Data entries

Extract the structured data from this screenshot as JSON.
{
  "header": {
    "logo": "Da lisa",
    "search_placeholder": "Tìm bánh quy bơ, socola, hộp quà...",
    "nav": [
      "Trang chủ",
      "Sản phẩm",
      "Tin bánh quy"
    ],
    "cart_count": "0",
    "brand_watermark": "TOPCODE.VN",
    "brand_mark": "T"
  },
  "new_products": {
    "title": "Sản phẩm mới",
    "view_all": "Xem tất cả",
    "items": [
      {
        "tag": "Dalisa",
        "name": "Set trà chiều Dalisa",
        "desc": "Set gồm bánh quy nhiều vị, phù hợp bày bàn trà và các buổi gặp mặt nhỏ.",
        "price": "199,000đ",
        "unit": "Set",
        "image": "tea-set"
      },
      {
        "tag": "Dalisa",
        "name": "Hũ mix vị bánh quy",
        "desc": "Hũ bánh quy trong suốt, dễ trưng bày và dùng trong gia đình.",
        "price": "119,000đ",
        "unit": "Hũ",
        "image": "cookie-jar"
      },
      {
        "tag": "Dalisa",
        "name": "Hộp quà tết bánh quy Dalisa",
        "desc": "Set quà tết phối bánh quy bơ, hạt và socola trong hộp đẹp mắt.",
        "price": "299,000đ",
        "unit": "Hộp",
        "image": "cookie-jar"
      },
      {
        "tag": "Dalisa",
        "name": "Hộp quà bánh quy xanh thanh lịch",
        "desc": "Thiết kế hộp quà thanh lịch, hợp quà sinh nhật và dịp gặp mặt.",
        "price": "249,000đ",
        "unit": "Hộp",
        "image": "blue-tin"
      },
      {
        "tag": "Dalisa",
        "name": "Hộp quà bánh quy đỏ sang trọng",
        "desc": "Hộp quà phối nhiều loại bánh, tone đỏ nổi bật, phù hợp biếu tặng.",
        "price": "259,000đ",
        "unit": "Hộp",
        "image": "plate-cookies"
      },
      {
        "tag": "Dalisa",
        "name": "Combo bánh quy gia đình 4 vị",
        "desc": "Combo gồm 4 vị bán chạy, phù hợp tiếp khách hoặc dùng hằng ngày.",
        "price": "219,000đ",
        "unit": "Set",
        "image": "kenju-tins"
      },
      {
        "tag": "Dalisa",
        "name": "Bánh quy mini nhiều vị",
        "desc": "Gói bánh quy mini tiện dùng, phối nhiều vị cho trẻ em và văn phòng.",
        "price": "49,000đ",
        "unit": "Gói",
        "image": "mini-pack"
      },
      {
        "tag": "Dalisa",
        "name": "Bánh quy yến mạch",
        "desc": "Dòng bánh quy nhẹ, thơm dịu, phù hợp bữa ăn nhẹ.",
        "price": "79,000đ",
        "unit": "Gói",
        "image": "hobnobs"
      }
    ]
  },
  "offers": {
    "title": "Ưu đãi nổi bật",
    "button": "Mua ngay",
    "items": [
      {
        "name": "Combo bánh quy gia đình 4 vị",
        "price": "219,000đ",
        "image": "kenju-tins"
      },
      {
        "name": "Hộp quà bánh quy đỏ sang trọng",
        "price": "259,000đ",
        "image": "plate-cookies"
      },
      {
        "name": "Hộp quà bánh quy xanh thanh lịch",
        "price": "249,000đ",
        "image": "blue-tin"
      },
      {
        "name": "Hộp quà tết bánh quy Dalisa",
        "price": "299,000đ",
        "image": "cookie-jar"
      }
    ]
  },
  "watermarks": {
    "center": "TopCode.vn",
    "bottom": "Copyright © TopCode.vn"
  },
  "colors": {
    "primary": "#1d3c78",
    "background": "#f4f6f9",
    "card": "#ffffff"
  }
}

Exercise task: Please restate the whole listing word for word.

The completed task:
Extract the structured data from this screenshot as JSON.
{
  "header": {
    "logo": "Da lisa",
    "search_placeholder": "Tìm bánh quy bơ, socola, hộp quà...",
    "nav": [
      "Trang chủ",
      "Sản phẩm",
      "Tin bánh quy"
    ],
    "cart_count": "0",
    "brand_watermark": "TOPCODE.VN",
    "brand_mark": "T"
  },
  "new_products": {
    "title": "Sản phẩm mới",
    "view_all": "Xem tất cả",
    "items": [
      {
        "tag": "Dalisa",
        "name": "Set trà chiều Dalisa",
        "desc": "Set gồm bánh quy nhiều vị, phù hợp bày bàn trà và các buổi gặp mặt nhỏ.",
        "price": "199,000đ",
        "unit": "Set",
        "image": "tea-set"
      },
      {
        "tag": "Dalisa",
        "name": "Hũ mix vị bánh quy",
        "desc": "Hũ bánh quy trong suốt, dễ trưng bày và dùng trong gia đình.",
        "price": "119,000đ",
        "unit": "Hũ",
        "image": "cookie-jar"
      },
      {
        "tag": "Dalisa",
        "name": "Hộp quà tết bánh quy Dalisa",
        "desc": "Set quà tết phối bánh quy bơ, hạt và socola trong hộp đẹp mắt.",
        "price": "299,000đ",
        "unit": "Hộp",
        "image": "cookie-jar"
      },
      {
        "tag": "Dalisa",
        "name": "Hộp quà bánh quy xanh thanh lịch",
        "desc": "Thiết kế hộp quà thanh lịch, hợp quà sinh nhật và dịp gặp mặt.",
        "price": "249,000đ",
        "unit": "Hộp",
        "image": "blue-tin"
      },
      {
        "tag": "Dalisa",
        "name": "Hộp quà bánh quy đỏ sang trọng",
        "desc": "Hộp quà phối nhiều loại bánh, tone đỏ nổi bật, phù hợp biếu tặng.",
        "price": "259,000đ",
        "unit": "Hộp",
        "image": "plate-cookies"
      },
      {
        "tag": "Dalisa",
        "name": "Combo bánh quy gia đình 4 vị",
        "desc": "Combo gồm 4 vị bán chạy, phù hợp tiếp khách hoặc dùng hằng ngày.",
        "price": "219,000đ",
        "unit": "Set",
        "image": "kenju-tins"
      },
      {
        "tag": "Dalisa",
        "name": "Bánh quy mini nhiều vị",
        "desc": "Gói bánh quy mini tiện dùng, phối nhiều vị cho trẻ em và văn phòng.",
        "price": "49,000đ",
        "unit": "Gói",
        "image": "mini-pack"
      },
      {
        "tag": "Dalisa",
        "name": "Bánh quy yến mạch",
        "desc": "Dòng bánh quy nhẹ, thơm dịu, phù hợp bữa ăn nhẹ.",
        "price": "79,000đ",
        "unit": "Gói",
        "image": "hobnobs"
      }
    ]
  },
  "offers": {
    "title": "Ưu đãi nổi bật",
    "button": "Mua ngay",
    "items": [
      {
        "name": "Combo bánh quy gia đình 4 vị",
        "price": "219,000đ",
        "image": "kenju-tins"
      },
      {
        "name": "Hộp quà bánh quy đỏ sang trọng",
        "price": "259,000đ",
        "image": "plate-cookies"
      },
      {
        "name": "Hộp quà bánh quy xanh thanh lịch",
        "price": "249,000đ",
        "image": "blue-tin"
      },
      {
        "name": "Hộp quà tết bánh quy Dalisa",
        "price": "299,000đ",
        "image": "cookie-jar"
      }
    ]
  },
  "watermarks": {
    "center": "TopCode.vn",
    "bottom": "Copyright © TopCode.vn"
  },
  "colors": {
    "primary": "#1d3c78",
    "background": "#f4f6f9",
    "card": "#ffffff"
  }
}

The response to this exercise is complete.